(Source data)
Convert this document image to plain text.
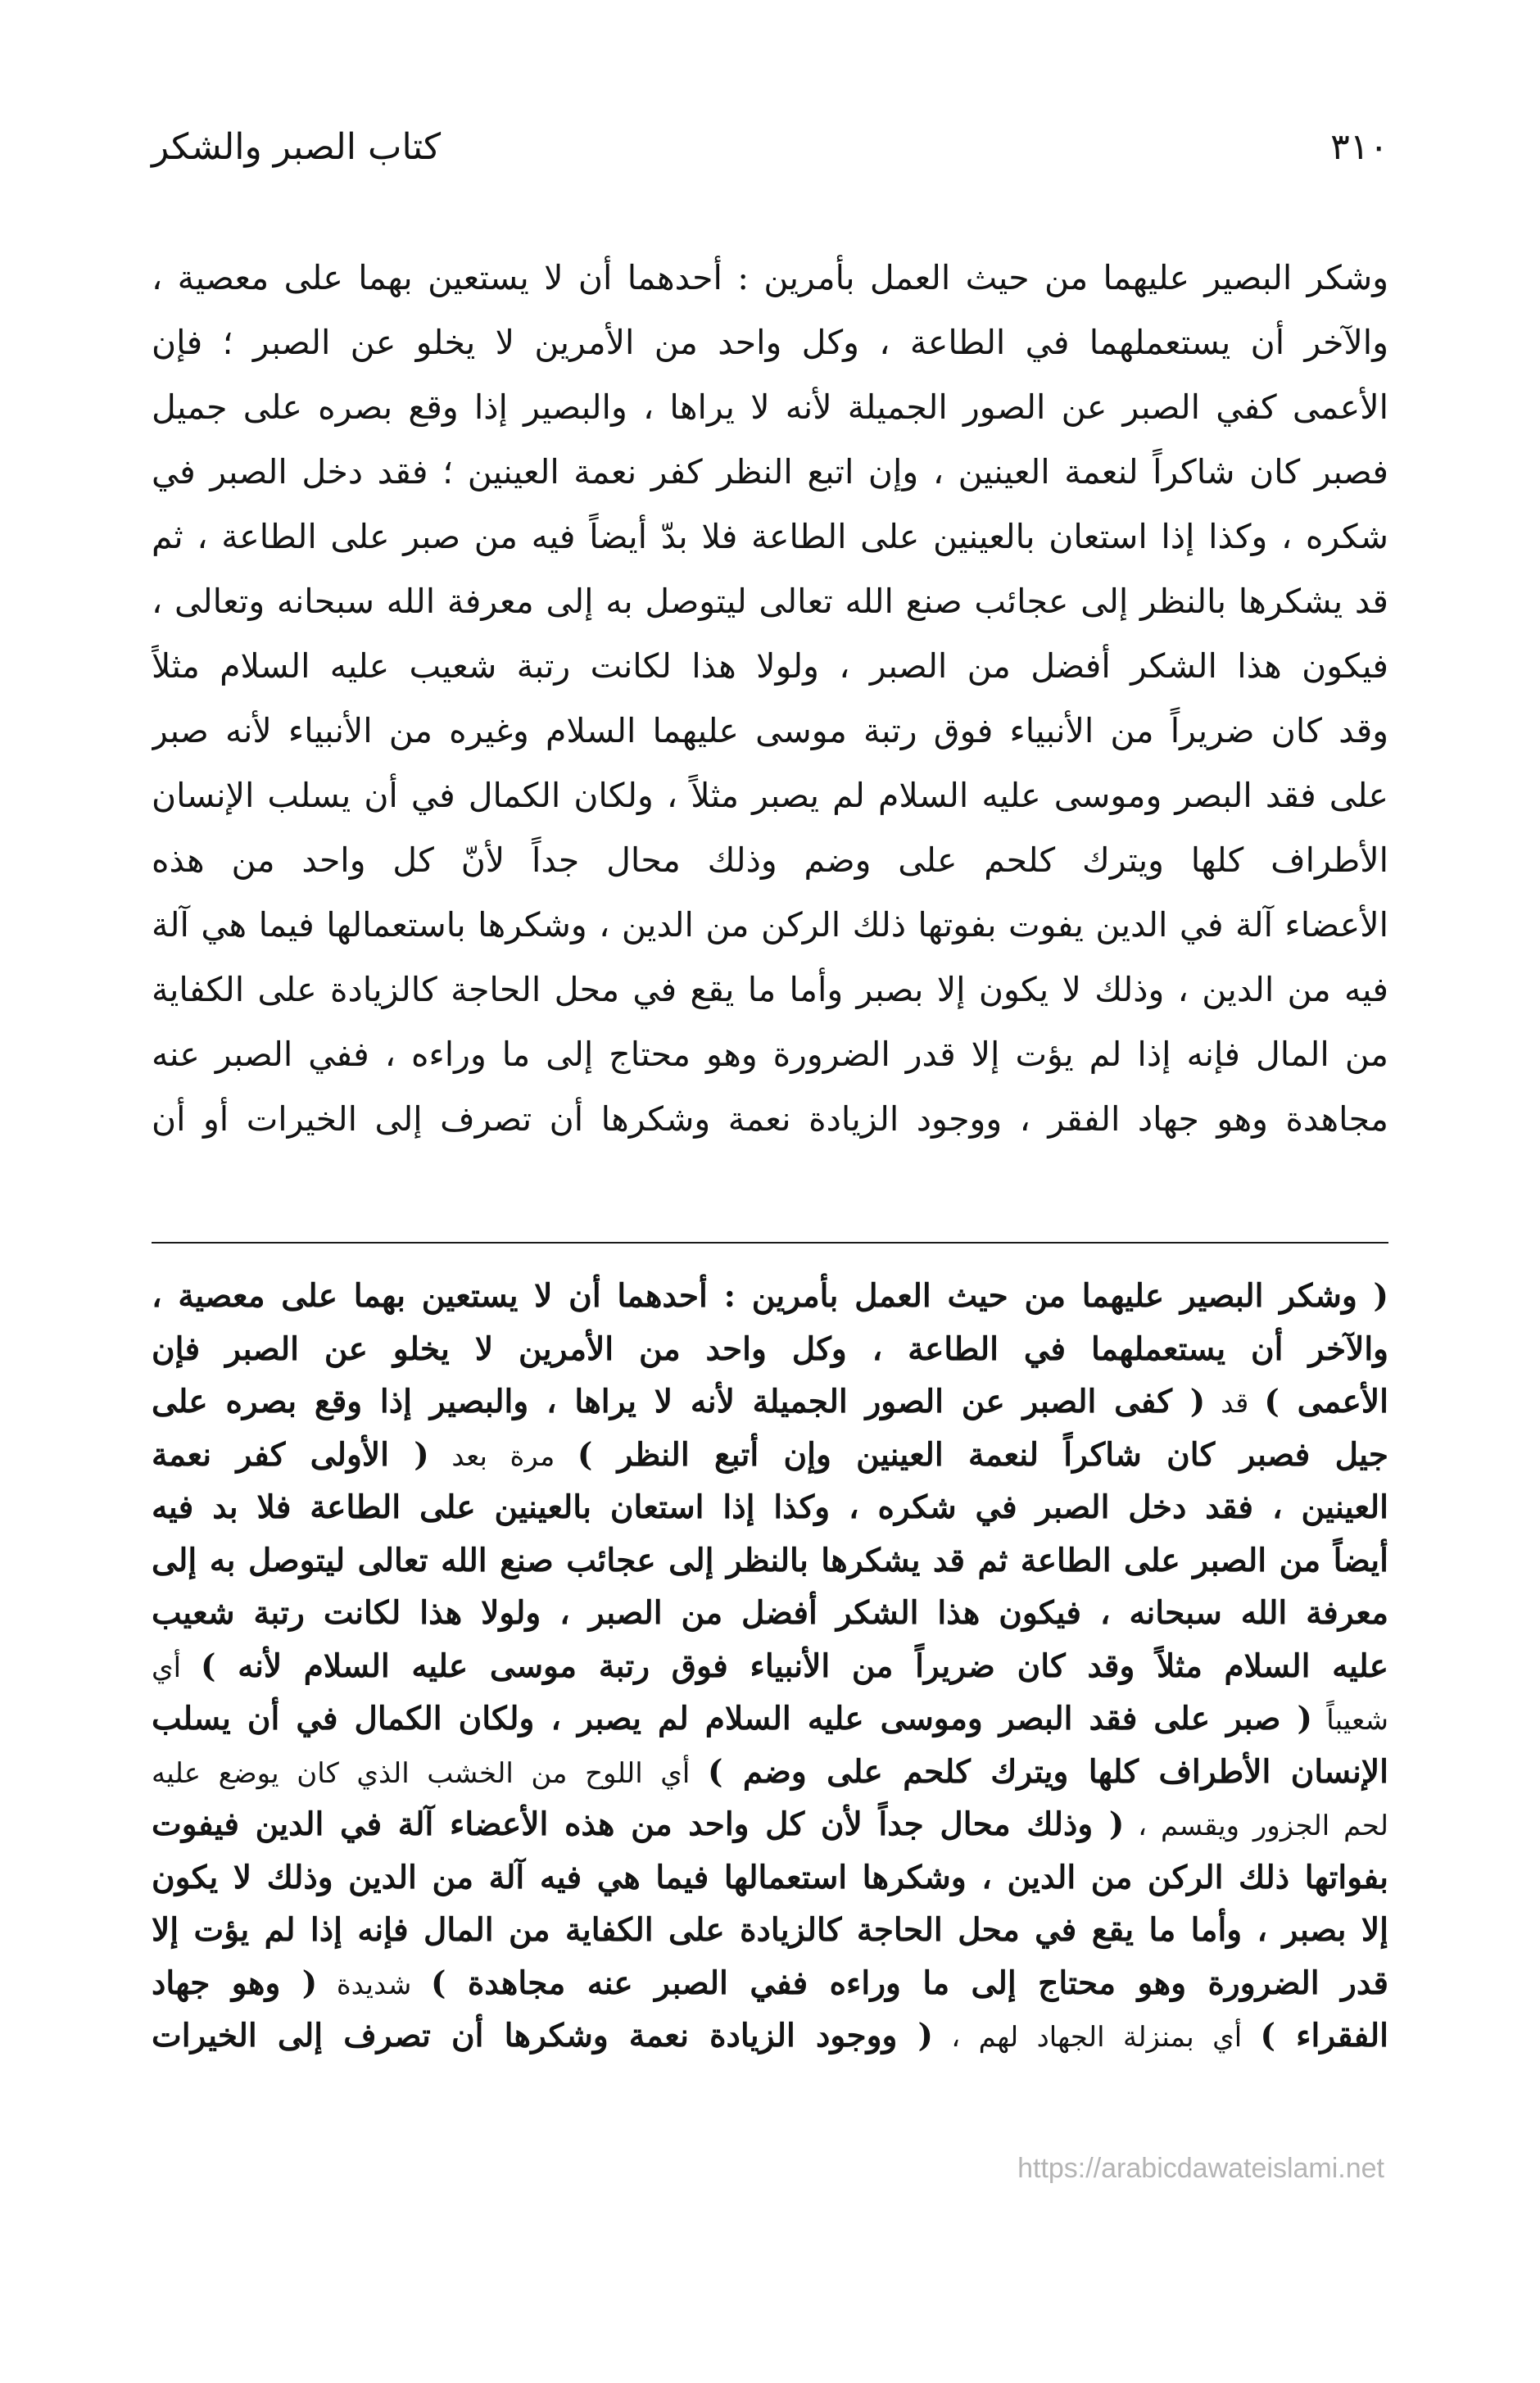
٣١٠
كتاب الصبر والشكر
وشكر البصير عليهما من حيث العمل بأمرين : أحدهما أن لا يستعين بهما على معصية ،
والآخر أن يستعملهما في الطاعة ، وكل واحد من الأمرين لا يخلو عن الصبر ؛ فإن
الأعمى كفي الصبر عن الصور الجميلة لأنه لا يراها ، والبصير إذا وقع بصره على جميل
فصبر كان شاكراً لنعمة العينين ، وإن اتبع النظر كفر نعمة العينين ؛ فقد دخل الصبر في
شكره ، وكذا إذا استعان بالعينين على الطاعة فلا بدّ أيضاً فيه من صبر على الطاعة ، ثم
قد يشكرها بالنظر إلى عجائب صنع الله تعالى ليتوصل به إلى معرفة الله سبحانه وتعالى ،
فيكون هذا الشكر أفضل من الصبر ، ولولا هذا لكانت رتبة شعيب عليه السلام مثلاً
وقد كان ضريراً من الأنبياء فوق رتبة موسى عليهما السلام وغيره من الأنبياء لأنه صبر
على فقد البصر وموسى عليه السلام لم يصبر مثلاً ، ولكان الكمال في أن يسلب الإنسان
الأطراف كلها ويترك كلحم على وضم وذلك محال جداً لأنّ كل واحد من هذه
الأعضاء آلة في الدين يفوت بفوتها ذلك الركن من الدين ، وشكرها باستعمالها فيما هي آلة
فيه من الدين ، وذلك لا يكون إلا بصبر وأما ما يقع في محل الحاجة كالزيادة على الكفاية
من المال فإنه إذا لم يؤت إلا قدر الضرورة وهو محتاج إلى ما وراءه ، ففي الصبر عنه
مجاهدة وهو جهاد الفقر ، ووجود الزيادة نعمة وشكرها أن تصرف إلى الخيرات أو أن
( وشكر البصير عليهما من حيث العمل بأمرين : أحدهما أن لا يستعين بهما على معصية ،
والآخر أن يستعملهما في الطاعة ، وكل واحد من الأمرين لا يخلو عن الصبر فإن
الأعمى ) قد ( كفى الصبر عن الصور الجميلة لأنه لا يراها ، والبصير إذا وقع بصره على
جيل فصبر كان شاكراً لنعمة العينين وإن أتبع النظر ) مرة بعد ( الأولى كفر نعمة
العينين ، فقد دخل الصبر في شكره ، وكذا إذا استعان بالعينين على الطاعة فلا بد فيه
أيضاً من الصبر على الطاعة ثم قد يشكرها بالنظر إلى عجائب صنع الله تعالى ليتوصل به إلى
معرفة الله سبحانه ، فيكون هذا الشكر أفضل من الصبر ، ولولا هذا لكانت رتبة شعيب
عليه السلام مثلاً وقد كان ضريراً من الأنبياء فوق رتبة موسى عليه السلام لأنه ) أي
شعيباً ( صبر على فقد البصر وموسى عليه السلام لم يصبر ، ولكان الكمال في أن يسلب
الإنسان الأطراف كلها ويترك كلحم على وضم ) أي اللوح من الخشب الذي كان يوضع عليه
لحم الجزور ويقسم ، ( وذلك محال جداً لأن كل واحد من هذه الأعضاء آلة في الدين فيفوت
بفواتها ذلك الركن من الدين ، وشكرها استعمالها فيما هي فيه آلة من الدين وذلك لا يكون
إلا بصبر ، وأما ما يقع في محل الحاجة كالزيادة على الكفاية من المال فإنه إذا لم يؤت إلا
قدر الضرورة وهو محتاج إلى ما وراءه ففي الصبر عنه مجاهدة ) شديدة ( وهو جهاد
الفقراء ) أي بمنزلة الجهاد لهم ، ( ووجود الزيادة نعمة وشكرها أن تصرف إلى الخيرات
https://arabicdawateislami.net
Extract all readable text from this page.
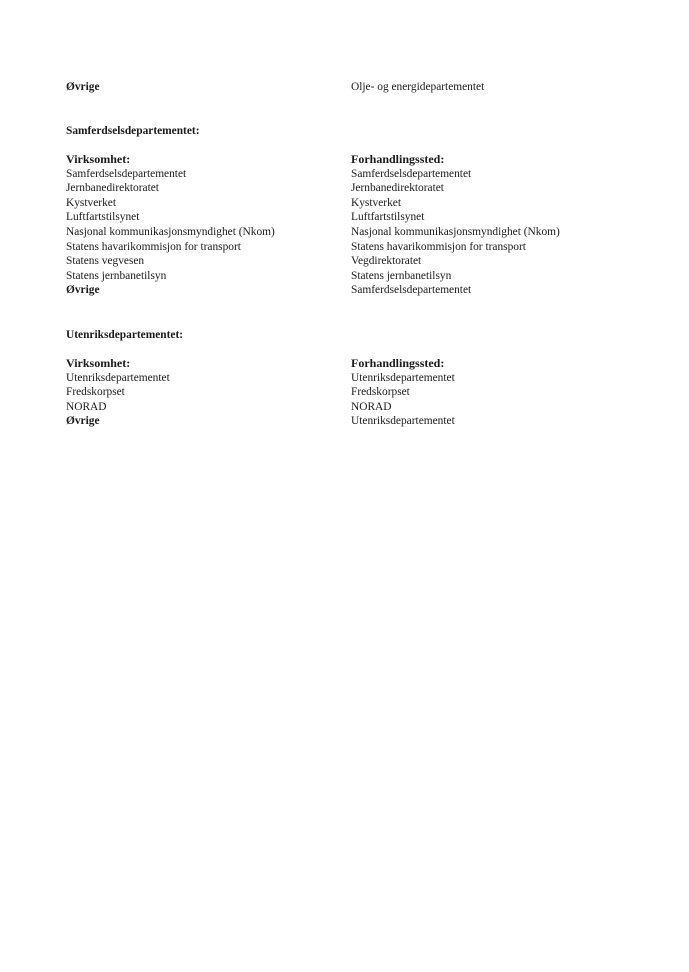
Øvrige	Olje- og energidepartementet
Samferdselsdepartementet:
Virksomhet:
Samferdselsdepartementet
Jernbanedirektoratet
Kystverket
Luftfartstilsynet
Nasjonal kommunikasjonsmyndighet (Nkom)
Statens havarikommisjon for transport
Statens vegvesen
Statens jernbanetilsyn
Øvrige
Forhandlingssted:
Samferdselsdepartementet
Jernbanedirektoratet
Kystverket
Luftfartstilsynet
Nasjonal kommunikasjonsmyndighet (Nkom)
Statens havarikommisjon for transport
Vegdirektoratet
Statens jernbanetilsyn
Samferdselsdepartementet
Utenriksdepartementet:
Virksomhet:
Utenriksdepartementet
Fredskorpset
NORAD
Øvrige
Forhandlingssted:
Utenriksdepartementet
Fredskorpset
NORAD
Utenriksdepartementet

- **Exercise aim**:
Leave out the pictures and copy every record above exactly.

- **Problem solution**:
Convert this document image to plain text.
٣١٠
كتاب الصبر والشكر
وشكر البصير عليهما من حيث العمل بأمرين : أحدهما أن لا يستعين بهما على معصية ،
والآخر أن يستعملهما في الطاعة ، وكل واحد من الأمرين لا يخلو عن الصبر ؛ فإن
الأعمى كفي الصبر عن الصور الجميلة لأنه لا يراها ، والبصير إذا وقع بصره على جميل
فصبر كان شاكراً لنعمة العينين ، وإن اتبع النظر كفر نعمة العينين ؛ فقد دخل الصبر في
شكره ، وكذا إذا استعان بالعينين على الطاعة فلا بدّ أيضاً فيه من صبر على الطاعة ، ثم
قد يشكرها بالنظر إلى عجائب صنع الله تعالى ليتوصل به إلى معرفة الله سبحانه وتعالى ،
فيكون هذا الشكر أفضل من الصبر ، ولولا هذا لكانت رتبة شعيب عليه السلام مثلاً
وقد كان ضريراً من الأنبياء فوق رتبة موسى عليهما السلام وغيره من الأنبياء لأنه صبر
على فقد البصر وموسى عليه السلام لم يصبر مثلاً ، ولكان الكمال في أن يسلب الإنسان
الأطراف كلها ويترك كلحم على وضم وذلك محال جداً لأنّ كل واحد من هذه
الأعضاء آلة في الدين يفوت بفوتها ذلك الركن من الدين ، وشكرها باستعمالها فيما هي آلة
فيه من الدين ، وذلك لا يكون إلا بصبر وأما ما يقع في محل الحاجة كالزيادة على الكفاية
من المال فإنه إذا لم يؤت إلا قدر الضرورة وهو محتاج إلى ما وراءه ، ففي الصبر عنه
مجاهدة وهو جهاد الفقر ، ووجود الزيادة نعمة وشكرها أن تصرف إلى الخيرات أو أن
( وشكر البصير عليهما من حيث العمل بأمرين : أحدهما أن لا يستعين بهما على معصية ،
والآخر أن يستعملهما في الطاعة ، وكل واحد من الأمرين لا يخلو عن الصبر فإن
الأعمى ) قد ( كفى الصبر عن الصور الجميلة لأنه لا يراها ، والبصير إذا وقع بصره على
جيل فصبر كان شاكراً لنعمة العينين وإن أتبع النظر ) مرة بعد ( الأولى كفر نعمة
العينين ، فقد دخل الصبر في شكره ، وكذا إذا استعان بالعينين على الطاعة فلا بد فيه
أيضاً من الصبر على الطاعة ثم قد يشكرها بالنظر إلى عجائب صنع الله تعالى ليتوصل به إلى
معرفة الله سبحانه ، فيكون هذا الشكر أفضل من الصبر ، ولولا هذا لكانت رتبة شعيب
عليه السلام مثلاً وقد كان ضريراً من الأنبياء فوق رتبة موسى عليه السلام لأنه ) أي
شعيباً ( صبر على فقد البصر وموسى عليه السلام لم يصبر ، ولكان الكمال في أن يسلب
الإنسان الأطراف كلها ويترك كلحم على وضم ) أي اللوح من الخشب الذي كان يوضع عليه
لحم الجزور ويقسم ، ( وذلك محال جداً لأن كل واحد من هذه الأعضاء آلة في الدين فيفوت
بفواتها ذلك الركن من الدين ، وشكرها استعمالها فيما هي فيه آلة من الدين وذلك لا يكون
إلا بصبر ، وأما ما يقع في محل الحاجة كالزيادة على الكفاية من المال فإنه إذا لم يؤت إلا
قدر الضرورة وهو محتاج إلى ما وراءه ففي الصبر عنه مجاهدة ) شديدة ( وهو جهاد
الفقراء ) أي بمنزلة الجهاد لهم ، ( ووجود الزيادة نعمة وشكرها أن تصرف إلى الخيرات
https://arabicdawateislami.net
Extract all readable text from this page.
Øvrige	Olje- og energidepartementet
Samferdselsdepartementet:
Virksomhet:
Samferdselsdepartementet
Jernbanedirektoratet
Kystverket
Luftfartstilsynet
Nasjonal kommunikasjonsmyndighet (Nkom)
Statens havarikommisjon for transport
Statens vegvesen
Statens jernbanetilsyn
Øvrige
Forhandlingssted:
Samferdselsdepartementet
Jernbanedirektoratet
Kystverket
Luftfartstilsynet
Nasjonal kommunikasjonsmyndighet (Nkom)
Statens havarikommisjon for transport
Vegdirektoratet
Statens jernbanetilsyn
Samferdselsdepartementet
Utenriksdepartementet:
Virksomhet:
Utenriksdepartementet
Fredskorpset
NORAD
Øvrige
Forhandlingssted:
Utenriksdepartementet
Fredskorpset
NORAD
Utenriksdepartementet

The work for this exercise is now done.